Work required — Extract all records. Keep each one exact.

## Begin Data excerpts

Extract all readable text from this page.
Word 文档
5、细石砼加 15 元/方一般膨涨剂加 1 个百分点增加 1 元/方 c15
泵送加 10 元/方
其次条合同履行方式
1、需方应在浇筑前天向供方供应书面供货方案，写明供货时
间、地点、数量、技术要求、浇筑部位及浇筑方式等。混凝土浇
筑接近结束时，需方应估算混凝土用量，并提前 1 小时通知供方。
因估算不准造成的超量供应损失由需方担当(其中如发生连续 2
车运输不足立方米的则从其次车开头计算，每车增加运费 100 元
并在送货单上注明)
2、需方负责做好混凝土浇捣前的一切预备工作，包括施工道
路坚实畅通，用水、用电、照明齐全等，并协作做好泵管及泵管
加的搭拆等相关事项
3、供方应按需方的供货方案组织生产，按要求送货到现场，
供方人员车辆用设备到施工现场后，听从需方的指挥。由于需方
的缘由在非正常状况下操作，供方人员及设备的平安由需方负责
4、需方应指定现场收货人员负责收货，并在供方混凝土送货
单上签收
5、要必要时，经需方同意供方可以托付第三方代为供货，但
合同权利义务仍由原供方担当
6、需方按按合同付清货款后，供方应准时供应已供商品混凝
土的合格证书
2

## End Data excerpts

Response to the task —
Extract all readable text from this page.
Word 文档
5、细石砼加 15 元/方一般膨涨剂加 1 个百分点增加 1 元/方 c15
泵送加 10 元/方
其次条合同履行方式
1、需方应在浇筑前天向供方供应书面供货方案，写明供货时
间、地点、数量、技术要求、浇筑部位及浇筑方式等。混凝土浇
筑接近结束时，需方应估算混凝土用量，并提前 1 小时通知供方。
因估算不准造成的超量供应损失由需方担当(其中如发生连续 2
车运输不足立方米的则从其次车开头计算，每车增加运费 100 元
并在送货单上注明)
2、需方负责做好混凝土浇捣前的一切预备工作，包括施工道
路坚实畅通，用水、用电、照明齐全等，并协作做好泵管及泵管
加的搭拆等相关事项
3、供方应按需方的供货方案组织生产，按要求送货到现场，
供方人员车辆用设备到施工现场后，听从需方的指挥。由于需方
的缘由在非正常状况下操作，供方人员及设备的平安由需方负责
4、需方应指定现场收货人员负责收货，并在供方混凝土送货
单上签收
5、要必要时，经需方同意供方可以托付第三方代为供货，但
合同权利义务仍由原供方担当
6、需方按按合同付清货款后，供方应准时供应已供商品混凝
土的合格证书
2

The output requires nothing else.